▶ _WHAT TO WORK ON_: Below is a block of data; give all of it again word for word.

▶ _EXTRACTED MATERIAL_:
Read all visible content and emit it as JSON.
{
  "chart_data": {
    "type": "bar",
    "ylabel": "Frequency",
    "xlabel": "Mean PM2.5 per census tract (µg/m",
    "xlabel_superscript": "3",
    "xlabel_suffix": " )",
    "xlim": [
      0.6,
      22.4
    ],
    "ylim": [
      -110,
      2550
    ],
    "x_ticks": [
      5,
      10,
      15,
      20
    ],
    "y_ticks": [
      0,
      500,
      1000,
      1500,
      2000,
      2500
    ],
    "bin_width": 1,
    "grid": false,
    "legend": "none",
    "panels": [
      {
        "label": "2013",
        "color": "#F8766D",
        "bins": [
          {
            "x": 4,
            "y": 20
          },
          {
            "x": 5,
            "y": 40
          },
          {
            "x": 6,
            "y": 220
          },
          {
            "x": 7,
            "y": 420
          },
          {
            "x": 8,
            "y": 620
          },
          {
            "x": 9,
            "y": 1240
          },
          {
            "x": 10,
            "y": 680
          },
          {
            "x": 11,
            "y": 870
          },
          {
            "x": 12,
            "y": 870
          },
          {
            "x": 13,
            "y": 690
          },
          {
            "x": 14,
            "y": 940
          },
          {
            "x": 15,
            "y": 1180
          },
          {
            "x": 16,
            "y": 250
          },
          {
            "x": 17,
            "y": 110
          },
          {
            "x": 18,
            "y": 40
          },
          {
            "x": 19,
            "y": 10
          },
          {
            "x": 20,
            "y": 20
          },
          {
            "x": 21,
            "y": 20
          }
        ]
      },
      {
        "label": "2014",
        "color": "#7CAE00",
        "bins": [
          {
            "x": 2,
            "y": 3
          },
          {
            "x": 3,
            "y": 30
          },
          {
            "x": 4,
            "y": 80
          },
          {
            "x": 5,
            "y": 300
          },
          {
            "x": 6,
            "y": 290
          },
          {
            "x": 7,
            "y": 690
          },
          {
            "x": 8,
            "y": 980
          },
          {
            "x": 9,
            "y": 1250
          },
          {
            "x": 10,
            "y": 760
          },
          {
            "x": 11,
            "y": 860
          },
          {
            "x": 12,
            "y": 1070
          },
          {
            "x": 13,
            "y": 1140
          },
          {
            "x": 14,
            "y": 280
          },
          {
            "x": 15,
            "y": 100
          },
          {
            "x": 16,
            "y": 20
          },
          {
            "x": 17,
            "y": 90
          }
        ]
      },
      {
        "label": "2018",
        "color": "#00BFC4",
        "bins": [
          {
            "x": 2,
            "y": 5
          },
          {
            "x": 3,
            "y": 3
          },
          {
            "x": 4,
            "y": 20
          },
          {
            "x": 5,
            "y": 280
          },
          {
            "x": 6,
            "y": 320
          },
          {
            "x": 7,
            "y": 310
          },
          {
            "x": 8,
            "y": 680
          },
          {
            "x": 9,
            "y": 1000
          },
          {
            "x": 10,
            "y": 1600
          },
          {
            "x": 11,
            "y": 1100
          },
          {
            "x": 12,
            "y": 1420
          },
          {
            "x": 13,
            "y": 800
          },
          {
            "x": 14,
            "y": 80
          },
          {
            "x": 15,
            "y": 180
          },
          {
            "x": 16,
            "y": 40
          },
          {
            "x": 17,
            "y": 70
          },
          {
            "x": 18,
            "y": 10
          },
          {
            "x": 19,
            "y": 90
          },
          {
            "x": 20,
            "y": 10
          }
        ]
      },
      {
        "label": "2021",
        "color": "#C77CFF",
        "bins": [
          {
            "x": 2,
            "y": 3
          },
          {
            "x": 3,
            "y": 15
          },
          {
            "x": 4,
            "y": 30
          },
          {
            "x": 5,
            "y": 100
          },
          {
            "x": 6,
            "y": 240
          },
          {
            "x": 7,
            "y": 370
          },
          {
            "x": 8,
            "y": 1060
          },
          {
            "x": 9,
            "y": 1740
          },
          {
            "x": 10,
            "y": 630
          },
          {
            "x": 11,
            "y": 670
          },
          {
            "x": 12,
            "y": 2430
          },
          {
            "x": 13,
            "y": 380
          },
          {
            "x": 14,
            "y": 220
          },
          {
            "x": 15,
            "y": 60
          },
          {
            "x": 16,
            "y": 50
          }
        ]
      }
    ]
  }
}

▶ _WRITTEN ANSWER_:
Read all visible content and emit it as JSON.
{
  "chart_data": {
    "type": "bar",
    "ylabel": "Frequency",
    "xlabel": "Mean PM2.5 per census tract (µg/m",
    "xlabel_superscript": "3",
    "xlabel_suffix": " )",
    "xlim": [
      0.6,
      22.4
    ],
    "ylim": [
      -110,
      2550
    ],
    "x_ticks": [
      5,
      10,
      15,
      20
    ],
    "y_ticks": [
      0,
      500,
      1000,
      1500,
      2000,
      2500
    ],
    "bin_width": 1,
    "grid": false,
    "legend": "none",
    "panels": [
      {
        "label": "2013",
        "color": "#F8766D",
        "bins": [
          {
            "x": 4,
            "y": 20
          },
          {
            "x": 5,
            "y": 40
          },
          {
            "x": 6,
            "y": 220
          },
          {
            "x": 7,
            "y": 420
          },
          {
            "x": 8,
            "y": 620
          },
          {
            "x": 9,
            "y": 1240
          },
          {
            "x": 10,
            "y": 680
          },
          {
            "x": 11,
            "y": 870
          },
          {
            "x": 12,
            "y": 870
          },
          {
            "x": 13,
            "y": 690
          },
          {
            "x": 14,
            "y": 940
          },
          {
            "x": 15,
            "y": 1180
          },
          {
            "x": 16,
            "y": 250
          },
          {
            "x": 17,
            "y": 110
          },
          {
            "x": 18,
            "y": 40
          },
          {
            "x": 19,
            "y": 10
          },
          {
            "x": 20,
            "y": 20
          },
          {
            "x": 21,
            "y": 20
          }
        ]
      },
      {
        "label": "2014",
        "color": "#7CAE00",
        "bins": [
          {
            "x": 2,
            "y": 3
          },
          {
            "x": 3,
            "y": 30
          },
          {
            "x": 4,
            "y": 80
          },
          {
            "x": 5,
            "y": 300
          },
          {
            "x": 6,
            "y": 290
          },
          {
            "x": 7,
            "y": 690
          },
          {
            "x": 8,
            "y": 980
          },
          {
            "x": 9,
            "y": 1250
          },
          {
            "x": 10,
            "y": 760
          },
          {
            "x": 11,
            "y": 860
          },
          {
            "x": 12,
            "y": 1070
          },
          {
            "x": 13,
            "y": 1140
          },
          {
            "x": 14,
            "y": 280
          },
          {
            "x": 15,
            "y": 100
          },
          {
            "x": 16,
            "y": 20
          },
          {
            "x": 17,
            "y": 90
          }
        ]
      },
      {
        "label": "2018",
        "color": "#00BFC4",
        "bins": [
          {
            "x": 2,
            "y": 5
          },
          {
            "x": 3,
            "y": 3
          },
          {
            "x": 4,
            "y": 20
          },
          {
            "x": 5,
            "y": 280
          },
          {
            "x": 6,
            "y": 320
          },
          {
            "x": 7,
            "y": 310
          },
          {
            "x": 8,
            "y": 680
          },
          {
            "x": 9,
            "y": 1000
          },
          {
            "x": 10,
            "y": 1600
          },
          {
            "x": 11,
            "y": 1100
          },
          {
            "x": 12,
            "y": 1420
          },
          {
            "x": 13,
            "y": 800
          },
          {
            "x": 14,
            "y": 80
          },
          {
            "x": 15,
            "y": 180
          },
          {
            "x": 16,
            "y": 40
          },
          {
            "x": 17,
            "y": 70
          },
          {
            "x": 18,
            "y": 10
          },
          {
            "x": 19,
            "y": 90
          },
          {
            "x": 20,
            "y": 10
          }
        ]
      },
      {
        "label": "2021",
        "color": "#C77CFF",
        "bins": [
          {
            "x": 2,
            "y": 3
          },
          {
            "x": 3,
            "y": 15
          },
          {
            "x": 4,
            "y": 30
          },
          {
            "x": 5,
            "y": 100
          },
          {
            "x": 6,
            "y": 240
          },
          {
            "x": 7,
            "y": 370
          },
          {
            "x": 8,
            "y": 1060
          },
          {
            "x": 9,
            "y": 1740
          },
          {
            "x": 10,
            "y": 630
          },
          {
            "x": 11,
            "y": 670
          },
          {
            "x": 12,
            "y": 2430
          },
          {
            "x": 13,
            "y": 380
          },
          {
            "x": 14,
            "y": 220
          },
          {
            "x": 15,
            "y": 60
          },
          {
            "x": 16,
            "y": 50
          }
        ]
      }
    ]
  }
}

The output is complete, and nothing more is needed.